** start Provided text **

Levers and dashboards and other monstrous mechanistic metaphors (#1029)
Topics/tags: Academia
The other day, I attended a Q&A period with Stanford’s president. At
some point, possibly when discussing alcohol use, he said something like,
We’ve pulled a lot of levers, but it hasn’t made a difference.
I thought
to myself, Mike spent a lot of time talking about levers. Why do
administrators like that metaphor?
About a week ago, we received the agenda for last Monday’s Faculty
Meeting. In it was a section on the metrics that the Trustee
Academic Affairs Committee received [1]. At one time, we would
have called that a Dashboard
. My brain even suggested that’s how
it appeared in the agenda; however, when I went back to the agenda,
I discovered that my brain was incorrect.
It may not surprise you to hear that I dislike both metaphors,
particularly levers
, especially when it is applied to ways in
which we attempt to encourage students to behave differently.

** end Provided text **
** start Extracted data **

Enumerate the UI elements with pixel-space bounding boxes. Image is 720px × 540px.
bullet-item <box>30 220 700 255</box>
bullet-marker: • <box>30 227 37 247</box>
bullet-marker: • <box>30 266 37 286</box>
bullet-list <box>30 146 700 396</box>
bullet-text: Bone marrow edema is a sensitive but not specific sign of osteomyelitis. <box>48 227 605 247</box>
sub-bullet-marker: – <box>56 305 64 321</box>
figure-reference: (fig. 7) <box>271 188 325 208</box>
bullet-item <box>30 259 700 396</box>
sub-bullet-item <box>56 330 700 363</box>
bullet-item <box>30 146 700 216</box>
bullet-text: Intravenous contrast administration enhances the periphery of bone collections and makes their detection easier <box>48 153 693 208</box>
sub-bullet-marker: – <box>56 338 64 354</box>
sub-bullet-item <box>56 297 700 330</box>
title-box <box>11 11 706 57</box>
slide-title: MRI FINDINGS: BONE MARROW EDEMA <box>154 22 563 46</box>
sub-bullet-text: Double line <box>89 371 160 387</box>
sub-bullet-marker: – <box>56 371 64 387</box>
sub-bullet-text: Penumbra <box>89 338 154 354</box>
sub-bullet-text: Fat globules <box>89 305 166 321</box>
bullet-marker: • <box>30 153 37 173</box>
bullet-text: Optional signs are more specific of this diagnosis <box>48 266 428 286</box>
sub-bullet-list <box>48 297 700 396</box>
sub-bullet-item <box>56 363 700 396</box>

** end Extracted data **

● **Task requirements**: Continue the essay on lever and dashboard metaphors from the point at which it stops. The records have no connection to the essay on lever and dashboard metaphors.

● **Task result**:
Perhaps it’s just me, but I find the mechanistic approach troubling.
People are not machines and you should neither treat them as such
or of about them as such. I worry that these metaphors, like the
bean counting I often decry, makes us sound like what one of my
colleagues once referred to as a sausage-making machine
. That
metaphor came from the time in which NCA/HLC asked us to talk about
our inputs and outputs and, implicitly, what we did to transform
inputs [2]; it seems to be the same thought process.
But we’re talking about people, not machines. Amazingly, people
do not behave like machines [4]. Pulling the same lever
on two
different people will likely have different effects. Consider, for
example, sarcasm, one of my personality traits that too often leaks
into my teaching. For some students, my painful sarcasm is one of
the reasons they love taking classes from me. For a few, it’s
terrifying, a reason to consider avoiding CS. In recent years,
I’ve worked hard to restrain my sarcasm in class, but have not
always been successful.
Whoops. Time to return from that detour. In any case, thinking
about my sarcasm as a lever
I can use to increase or decrease the
number of CS majors seems wrong. Given that the ratio of like
to dislike
for that trait seems to be high, dialing it up [5]
might increase the number of folks who take more classes in CS or
take my classes or some such. But it will lose me some people who
I would likely appreciate having in my classes and in the major.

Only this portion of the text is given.